### Material for the task

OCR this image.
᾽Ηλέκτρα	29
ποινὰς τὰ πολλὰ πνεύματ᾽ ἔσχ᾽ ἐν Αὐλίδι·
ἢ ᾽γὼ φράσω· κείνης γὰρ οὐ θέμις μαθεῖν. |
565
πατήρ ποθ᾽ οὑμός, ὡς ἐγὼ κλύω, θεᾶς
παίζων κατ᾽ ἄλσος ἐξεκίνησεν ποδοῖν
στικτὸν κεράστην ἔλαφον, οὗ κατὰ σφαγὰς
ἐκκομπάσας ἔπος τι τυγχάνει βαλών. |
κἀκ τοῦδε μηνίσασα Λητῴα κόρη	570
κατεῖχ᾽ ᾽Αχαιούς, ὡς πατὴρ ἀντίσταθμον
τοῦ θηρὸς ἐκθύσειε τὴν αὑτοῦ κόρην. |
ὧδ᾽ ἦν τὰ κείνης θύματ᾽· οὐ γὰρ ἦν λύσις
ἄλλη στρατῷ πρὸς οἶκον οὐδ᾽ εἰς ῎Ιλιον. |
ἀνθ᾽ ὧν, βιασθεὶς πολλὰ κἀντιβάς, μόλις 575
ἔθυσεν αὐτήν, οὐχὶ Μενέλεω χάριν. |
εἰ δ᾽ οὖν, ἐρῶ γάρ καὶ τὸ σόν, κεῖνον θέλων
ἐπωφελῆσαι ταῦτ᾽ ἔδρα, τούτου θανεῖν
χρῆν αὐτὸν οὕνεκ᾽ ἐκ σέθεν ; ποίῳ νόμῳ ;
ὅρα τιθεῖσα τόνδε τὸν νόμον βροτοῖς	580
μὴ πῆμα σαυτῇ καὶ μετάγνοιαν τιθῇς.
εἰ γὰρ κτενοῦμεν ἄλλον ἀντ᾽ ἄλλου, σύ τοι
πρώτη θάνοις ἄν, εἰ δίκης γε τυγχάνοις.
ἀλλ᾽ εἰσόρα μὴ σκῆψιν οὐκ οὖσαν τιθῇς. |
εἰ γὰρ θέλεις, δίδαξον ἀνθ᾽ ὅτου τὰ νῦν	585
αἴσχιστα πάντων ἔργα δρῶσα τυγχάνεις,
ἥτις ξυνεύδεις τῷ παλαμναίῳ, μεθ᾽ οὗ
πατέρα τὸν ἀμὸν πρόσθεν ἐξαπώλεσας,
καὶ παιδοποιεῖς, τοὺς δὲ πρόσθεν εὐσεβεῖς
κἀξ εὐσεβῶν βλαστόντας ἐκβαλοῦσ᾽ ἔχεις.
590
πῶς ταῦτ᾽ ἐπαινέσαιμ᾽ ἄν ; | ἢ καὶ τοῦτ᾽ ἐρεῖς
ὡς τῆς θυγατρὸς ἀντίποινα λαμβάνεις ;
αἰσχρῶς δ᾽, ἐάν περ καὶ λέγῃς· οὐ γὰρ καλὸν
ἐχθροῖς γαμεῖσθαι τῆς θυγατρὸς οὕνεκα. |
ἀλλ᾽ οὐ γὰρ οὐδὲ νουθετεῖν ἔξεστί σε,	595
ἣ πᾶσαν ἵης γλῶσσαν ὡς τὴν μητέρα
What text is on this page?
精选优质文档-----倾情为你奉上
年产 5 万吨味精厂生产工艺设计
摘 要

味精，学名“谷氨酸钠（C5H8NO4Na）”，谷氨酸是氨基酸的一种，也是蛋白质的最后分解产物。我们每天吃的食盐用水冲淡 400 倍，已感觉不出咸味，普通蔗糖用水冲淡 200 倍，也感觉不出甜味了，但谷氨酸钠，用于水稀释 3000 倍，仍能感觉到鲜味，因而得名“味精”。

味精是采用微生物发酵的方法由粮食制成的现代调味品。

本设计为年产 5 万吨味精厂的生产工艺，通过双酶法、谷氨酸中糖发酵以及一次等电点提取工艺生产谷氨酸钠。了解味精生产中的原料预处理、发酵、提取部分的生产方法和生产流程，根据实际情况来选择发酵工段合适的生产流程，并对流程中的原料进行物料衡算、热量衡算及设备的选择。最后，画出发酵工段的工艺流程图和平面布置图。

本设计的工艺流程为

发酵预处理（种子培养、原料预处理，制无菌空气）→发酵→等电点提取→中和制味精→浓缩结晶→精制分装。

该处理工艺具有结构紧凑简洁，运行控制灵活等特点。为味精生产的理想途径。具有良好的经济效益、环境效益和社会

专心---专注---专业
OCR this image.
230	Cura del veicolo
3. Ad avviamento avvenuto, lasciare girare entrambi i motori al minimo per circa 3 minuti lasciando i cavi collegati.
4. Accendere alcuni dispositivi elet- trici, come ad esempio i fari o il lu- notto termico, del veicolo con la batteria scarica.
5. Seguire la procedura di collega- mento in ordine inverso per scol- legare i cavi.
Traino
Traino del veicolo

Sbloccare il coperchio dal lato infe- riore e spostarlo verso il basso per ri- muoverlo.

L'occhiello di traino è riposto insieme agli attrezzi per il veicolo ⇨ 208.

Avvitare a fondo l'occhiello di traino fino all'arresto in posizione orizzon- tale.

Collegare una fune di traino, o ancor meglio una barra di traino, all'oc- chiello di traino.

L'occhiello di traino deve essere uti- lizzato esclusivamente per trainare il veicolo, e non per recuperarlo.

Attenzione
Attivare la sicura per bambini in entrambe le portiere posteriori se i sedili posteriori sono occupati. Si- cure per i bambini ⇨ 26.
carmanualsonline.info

### Written exercise
Each record above should be output again exactly.

### Exercise response
OCR this image.
᾽Ηλέκτρα	29
ποινὰς τὰ πολλὰ πνεύματ᾽ ἔσχ᾽ ἐν Αὐλίδι·
ἢ ᾽γὼ φράσω· κείνης γὰρ οὐ θέμις μαθεῖν. |
565
πατήρ ποθ᾽ οὑμός, ὡς ἐγὼ κλύω, θεᾶς
παίζων κατ᾽ ἄλσος ἐξεκίνησεν ποδοῖν
στικτὸν κεράστην ἔλαφον, οὗ κατὰ σφαγὰς
ἐκκομπάσας ἔπος τι τυγχάνει βαλών. |
κἀκ τοῦδε μηνίσασα Λητῴα κόρη	570
κατεῖχ᾽ ᾽Αχαιούς, ὡς πατὴρ ἀντίσταθμον
τοῦ θηρὸς ἐκθύσειε τὴν αὑτοῦ κόρην. |
ὧδ᾽ ἦν τὰ κείνης θύματ᾽· οὐ γὰρ ἦν λύσις
ἄλλη στρατῷ πρὸς οἶκον οὐδ᾽ εἰς ῎Ιλιον. |
ἀνθ᾽ ὧν, βιασθεὶς πολλὰ κἀντιβάς, μόλις 575
ἔθυσεν αὐτήν, οὐχὶ Μενέλεω χάριν. |
εἰ δ᾽ οὖν, ἐρῶ γάρ καὶ τὸ σόν, κεῖνον θέλων
ἐπωφελῆσαι ταῦτ᾽ ἔδρα, τούτου θανεῖν
χρῆν αὐτὸν οὕνεκ᾽ ἐκ σέθεν ; ποίῳ νόμῳ ;
ὅρα τιθεῖσα τόνδε τὸν νόμον βροτοῖς	580
μὴ πῆμα σαυτῇ καὶ μετάγνοιαν τιθῇς.
εἰ γὰρ κτενοῦμεν ἄλλον ἀντ᾽ ἄλλου, σύ τοι
πρώτη θάνοις ἄν, εἰ δίκης γε τυγχάνοις.
ἀλλ᾽ εἰσόρα μὴ σκῆψιν οὐκ οὖσαν τιθῇς. |
εἰ γὰρ θέλεις, δίδαξον ἀνθ᾽ ὅτου τὰ νῦν	585
αἴσχιστα πάντων ἔργα δρῶσα τυγχάνεις,
ἥτις ξυνεύδεις τῷ παλαμναίῳ, μεθ᾽ οὗ
πατέρα τὸν ἀμὸν πρόσθεν ἐξαπώλεσας,
καὶ παιδοποιεῖς, τοὺς δὲ πρόσθεν εὐσεβεῖς
κἀξ εὐσεβῶν βλαστόντας ἐκβαλοῦσ᾽ ἔχεις.
590
πῶς ταῦτ᾽ ἐπαινέσαιμ᾽ ἄν ; | ἢ καὶ τοῦτ᾽ ἐρεῖς
ὡς τῆς θυγατρὸς ἀντίποινα λαμβάνεις ;
αἰσχρῶς δ᾽, ἐάν περ καὶ λέγῃς· οὐ γὰρ καλὸν
ἐχθροῖς γαμεῖσθαι τῆς θυγατρὸς οὕνεκα. |
ἀλλ᾽ οὐ γὰρ οὐδὲ νουθετεῖν ἔξεστί σε,	595
ἣ πᾶσαν ἵης γλῶσσαν ὡς τὴν μητέρα
What text is on this page?
精选优质文档-----倾情为你奉上
年产 5 万吨味精厂生产工艺设计
摘 要

味精，学名“谷氨酸钠（C5H8NO4Na）”，谷氨酸是氨基酸的一种，也是蛋白质的最后分解产物。我们每天吃的食盐用水冲淡 400 倍，已感觉不出咸味，普通蔗糖用水冲淡 200 倍，也感觉不出甜味了，但谷氨酸钠，用于水稀释 3000 倍，仍能感觉到鲜味，因而得名“味精”。

味精是采用微生物发酵的方法由粮食制成的现代调味品。

本设计为年产 5 万吨味精厂的生产工艺，通过双酶法、谷氨酸中糖发酵以及一次等电点提取工艺生产谷氨酸钠。了解味精生产中的原料预处理、发酵、提取部分的生产方法和生产流程，根据实际情况来选择发酵工段合适的生产流程，并对流程中的原料进行物料衡算、热量衡算及设备的选择。最后，画出发酵工段的工艺流程图和平面布置图。

本设计的工艺流程为

发酵预处理（种子培养、原料预处理，制无菌空气）→发酵→等电点提取→中和制味精→浓缩结晶→精制分装。

该处理工艺具有结构紧凑简洁，运行控制灵活等特点。为味精生产的理想途径。具有良好的经济效益、环境效益和社会

专心---专注---专业
OCR this image.
230	Cura del veicolo
3. Ad avviamento avvenuto, lasciare girare entrambi i motori al minimo per circa 3 minuti lasciando i cavi collegati.
4. Accendere alcuni dispositivi elet- trici, come ad esempio i fari o il lu- notto termico, del veicolo con la batteria scarica.
5. Seguire la procedura di collega- mento in ordine inverso per scol- legare i cavi.
Traino
Traino del veicolo

Sbloccare il coperchio dal lato infe- riore e spostarlo verso il basso per ri- muoverlo.

L'occhiello di traino è riposto insieme agli attrezzi per il veicolo ⇨ 208.

Avvitare a fondo l'occhiello di traino fino all'arresto in posizione orizzon- tale.

Collegare una fune di traino, o ancor meglio una barra di traino, all'oc- chiello di traino.

L'occhiello di traino deve essere uti- lizzato esclusivamente per trainare il veicolo, e non per recuperarlo.

Attenzione
Attivare la sicura per bambini in entrambe le portiere posteriori se i sedili posteriori sono occupati. Si- cure per i bambini ⇨ 26.
carmanualsonline.info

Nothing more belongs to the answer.